*PROBLEM DETAILS*:
Reproduce every entry exactly.

*INPUT ROWS*:

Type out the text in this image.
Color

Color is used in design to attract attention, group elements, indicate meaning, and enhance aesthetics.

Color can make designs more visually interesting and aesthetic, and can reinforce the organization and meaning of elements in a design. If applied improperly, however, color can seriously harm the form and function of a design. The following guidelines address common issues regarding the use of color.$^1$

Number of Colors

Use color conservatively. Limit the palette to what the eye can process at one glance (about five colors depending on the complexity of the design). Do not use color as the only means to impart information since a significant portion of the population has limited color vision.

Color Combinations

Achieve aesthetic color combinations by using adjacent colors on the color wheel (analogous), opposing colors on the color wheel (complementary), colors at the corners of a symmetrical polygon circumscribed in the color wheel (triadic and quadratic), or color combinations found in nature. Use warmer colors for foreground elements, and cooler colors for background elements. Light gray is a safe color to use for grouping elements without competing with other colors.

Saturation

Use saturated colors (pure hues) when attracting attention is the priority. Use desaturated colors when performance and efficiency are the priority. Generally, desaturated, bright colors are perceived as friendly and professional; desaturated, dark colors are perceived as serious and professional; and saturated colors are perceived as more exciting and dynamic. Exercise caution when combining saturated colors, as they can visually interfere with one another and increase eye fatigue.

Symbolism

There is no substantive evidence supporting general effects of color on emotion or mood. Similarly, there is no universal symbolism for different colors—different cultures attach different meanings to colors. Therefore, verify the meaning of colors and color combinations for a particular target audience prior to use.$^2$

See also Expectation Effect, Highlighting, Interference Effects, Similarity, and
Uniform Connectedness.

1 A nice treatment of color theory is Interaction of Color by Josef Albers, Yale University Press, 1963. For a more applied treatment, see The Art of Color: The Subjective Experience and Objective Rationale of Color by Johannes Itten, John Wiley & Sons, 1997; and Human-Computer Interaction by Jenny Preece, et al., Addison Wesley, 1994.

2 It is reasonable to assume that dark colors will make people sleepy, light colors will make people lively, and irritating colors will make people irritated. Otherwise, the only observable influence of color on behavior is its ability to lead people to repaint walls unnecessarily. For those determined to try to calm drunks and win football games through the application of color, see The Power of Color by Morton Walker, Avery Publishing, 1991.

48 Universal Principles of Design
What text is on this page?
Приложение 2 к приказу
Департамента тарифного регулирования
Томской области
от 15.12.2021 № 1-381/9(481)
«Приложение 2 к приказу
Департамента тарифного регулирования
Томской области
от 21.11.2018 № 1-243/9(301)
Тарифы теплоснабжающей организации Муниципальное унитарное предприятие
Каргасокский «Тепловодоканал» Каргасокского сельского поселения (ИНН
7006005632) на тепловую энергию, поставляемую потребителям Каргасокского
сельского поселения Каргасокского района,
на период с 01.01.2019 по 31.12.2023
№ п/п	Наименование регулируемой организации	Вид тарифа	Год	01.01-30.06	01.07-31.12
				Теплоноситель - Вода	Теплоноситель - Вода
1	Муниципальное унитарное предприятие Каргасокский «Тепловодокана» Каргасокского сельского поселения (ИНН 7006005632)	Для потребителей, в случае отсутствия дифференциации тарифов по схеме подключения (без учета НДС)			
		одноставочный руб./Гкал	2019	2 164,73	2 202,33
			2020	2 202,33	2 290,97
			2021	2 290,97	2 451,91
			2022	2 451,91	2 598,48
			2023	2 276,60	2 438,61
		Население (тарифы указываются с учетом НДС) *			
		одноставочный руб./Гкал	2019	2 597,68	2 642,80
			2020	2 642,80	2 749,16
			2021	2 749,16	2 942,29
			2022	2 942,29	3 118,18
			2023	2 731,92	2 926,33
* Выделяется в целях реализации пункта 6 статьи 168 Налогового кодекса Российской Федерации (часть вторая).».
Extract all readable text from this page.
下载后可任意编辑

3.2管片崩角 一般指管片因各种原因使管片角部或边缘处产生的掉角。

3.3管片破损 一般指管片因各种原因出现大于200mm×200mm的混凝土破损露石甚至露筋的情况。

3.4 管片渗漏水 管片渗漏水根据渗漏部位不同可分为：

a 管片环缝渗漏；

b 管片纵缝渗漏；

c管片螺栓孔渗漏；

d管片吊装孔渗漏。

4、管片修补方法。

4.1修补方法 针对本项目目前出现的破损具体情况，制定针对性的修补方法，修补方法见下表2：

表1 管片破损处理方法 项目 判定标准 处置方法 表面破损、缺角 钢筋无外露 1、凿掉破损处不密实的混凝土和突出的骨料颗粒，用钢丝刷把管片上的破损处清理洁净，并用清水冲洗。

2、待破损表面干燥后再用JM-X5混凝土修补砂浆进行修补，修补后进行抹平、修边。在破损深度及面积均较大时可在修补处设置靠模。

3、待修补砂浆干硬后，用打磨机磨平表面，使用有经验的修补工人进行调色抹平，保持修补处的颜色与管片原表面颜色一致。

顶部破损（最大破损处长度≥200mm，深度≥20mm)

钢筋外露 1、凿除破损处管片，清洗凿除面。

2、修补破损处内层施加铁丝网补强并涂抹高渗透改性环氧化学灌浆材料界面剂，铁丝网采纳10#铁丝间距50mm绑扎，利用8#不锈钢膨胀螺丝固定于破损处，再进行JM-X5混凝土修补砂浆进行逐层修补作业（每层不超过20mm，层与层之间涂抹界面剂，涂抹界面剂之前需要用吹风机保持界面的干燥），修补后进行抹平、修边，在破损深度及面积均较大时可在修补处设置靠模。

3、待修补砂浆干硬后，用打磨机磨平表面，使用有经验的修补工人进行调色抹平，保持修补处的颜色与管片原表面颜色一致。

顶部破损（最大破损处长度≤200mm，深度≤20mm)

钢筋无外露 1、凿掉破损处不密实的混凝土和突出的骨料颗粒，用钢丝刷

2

*FINAL ANSWER*:
Type out the text in this image.
Color

Color is used in design to attract attention, group elements, indicate meaning, and enhance aesthetics.

Color can make designs more visually interesting and aesthetic, and can reinforce the organization and meaning of elements in a design. If applied improperly, however, color can seriously harm the form and function of a design. The following guidelines address common issues regarding the use of color.$^1$

Number of Colors

Use color conservatively. Limit the palette to what the eye can process at one glance (about five colors depending on the complexity of the design). Do not use color as the only means to impart information since a significant portion of the population has limited color vision.

Color Combinations

Achieve aesthetic color combinations by using adjacent colors on the color wheel (analogous), opposing colors on the color wheel (complementary), colors at the corners of a symmetrical polygon circumscribed in the color wheel (triadic and quadratic), or color combinations found in nature. Use warmer colors for foreground elements, and cooler colors for background elements. Light gray is a safe color to use for grouping elements without competing with other colors.

Saturation

Use saturated colors (pure hues) when attracting attention is the priority. Use desaturated colors when performance and efficiency are the priority. Generally, desaturated, bright colors are perceived as friendly and professional; desaturated, dark colors are perceived as serious and professional; and saturated colors are perceived as more exciting and dynamic. Exercise caution when combining saturated colors, as they can visually interfere with one another and increase eye fatigue.

Symbolism

There is no substantive evidence supporting general effects of color on emotion or mood. Similarly, there is no universal symbolism for different colors—different cultures attach different meanings to colors. Therefore, verify the meaning of colors and color combinations for a particular target audience prior to use.$^2$

See also Expectation Effect, Highlighting, Interference Effects, Similarity, and
Uniform Connectedness.

1 A nice treatment of color theory is Interaction of Color by Josef Albers, Yale University Press, 1963. For a more applied treatment, see The Art of Color: The Subjective Experience and Objective Rationale of Color by Johannes Itten, John Wiley & Sons, 1997; and Human-Computer Interaction by Jenny Preece, et al., Addison Wesley, 1994.

2 It is reasonable to assume that dark colors will make people sleepy, light colors will make people lively, and irritating colors will make people irritated. Otherwise, the only observable influence of color on behavior is its ability to lead people to repaint walls unnecessarily. For those determined to try to calm drunks and win football games through the application of color, see The Power of Color by Morton Walker, Avery Publishing, 1991.

48 Universal Principles of Design
What text is on this page?
Приложение 2 к приказу
Департамента тарифного регулирования
Томской области
от 15.12.2021 № 1-381/9(481)
«Приложение 2 к приказу
Департамента тарифного регулирования
Томской области
от 21.11.2018 № 1-243/9(301)
Тарифы теплоснабжающей организации Муниципальное унитарное предприятие
Каргасокский «Тепловодоканал» Каргасокского сельского поселения (ИНН
7006005632) на тепловую энергию, поставляемую потребителям Каргасокского
сельского поселения Каргасокского района,
на период с 01.01.2019 по 31.12.2023
№ п/п	Наименование регулируемой организации	Вид тарифа	Год	01.01-30.06	01.07-31.12
				Теплоноситель - Вода	Теплоноситель - Вода
1	Муниципальное унитарное предприятие Каргасокский «Тепловодокана» Каргасокского сельского поселения (ИНН 7006005632)	Для потребителей, в случае отсутствия дифференциации тарифов по схеме подключения (без учета НДС)			
		одноставочный руб./Гкал	2019	2 164,73	2 202,33
			2020	2 202,33	2 290,97
			2021	2 290,97	2 451,91
			2022	2 451,91	2 598,48
			2023	2 276,60	2 438,61
		Население (тарифы указываются с учетом НДС) *			
		одноставочный руб./Гкал	2019	2 597,68	2 642,80
			2020	2 642,80	2 749,16
			2021	2 749,16	2 942,29
			2022	2 942,29	3 118,18
			2023	2 731,92	2 926,33
* Выделяется в целях реализации пункта 6 статьи 168 Налогового кодекса Российской Федерации (часть вторая).».
Extract all readable text from this page.
下载后可任意编辑

3.2管片崩角 一般指管片因各种原因使管片角部或边缘处产生的掉角。

3.3管片破损 一般指管片因各种原因出现大于200mm×200mm的混凝土破损露石甚至露筋的情况。

3.4 管片渗漏水 管片渗漏水根据渗漏部位不同可分为：

a 管片环缝渗漏；

b 管片纵缝渗漏；

c管片螺栓孔渗漏；

d管片吊装孔渗漏。

4、管片修补方法。

4.1修补方法 针对本项目目前出现的破损具体情况，制定针对性的修补方法，修补方法见下表2：

表1 管片破损处理方法 项目 判定标准 处置方法 表面破损、缺角 钢筋无外露 1、凿掉破损处不密实的混凝土和突出的骨料颗粒，用钢丝刷把管片上的破损处清理洁净，并用清水冲洗。

2、待破损表面干燥后再用JM-X5混凝土修补砂浆进行修补，修补后进行抹平、修边。在破损深度及面积均较大时可在修补处设置靠模。

3、待修补砂浆干硬后，用打磨机磨平表面，使用有经验的修补工人进行调色抹平，保持修补处的颜色与管片原表面颜色一致。

顶部破损（最大破损处长度≥200mm，深度≥20mm)

钢筋外露 1、凿除破损处管片，清洗凿除面。

2、修补破损处内层施加铁丝网补强并涂抹高渗透改性环氧化学灌浆材料界面剂，铁丝网采纳10#铁丝间距50mm绑扎，利用8#不锈钢膨胀螺丝固定于破损处，再进行JM-X5混凝土修补砂浆进行逐层修补作业（每层不超过20mm，层与层之间涂抹界面剂，涂抹界面剂之前需要用吹风机保持界面的干燥），修补后进行抹平、修边，在破损深度及面积均较大时可在修补处设置靠模。

3、待修补砂浆干硬后，用打磨机磨平表面，使用有经验的修补工人进行调色抹平，保持修补处的颜色与管片原表面颜色一致。

顶部破损（最大破损处长度≤200mm，深度≤20mm)

钢筋无外露 1、凿掉破损处不密实的混凝土和突出的骨料颗粒，用钢丝刷

2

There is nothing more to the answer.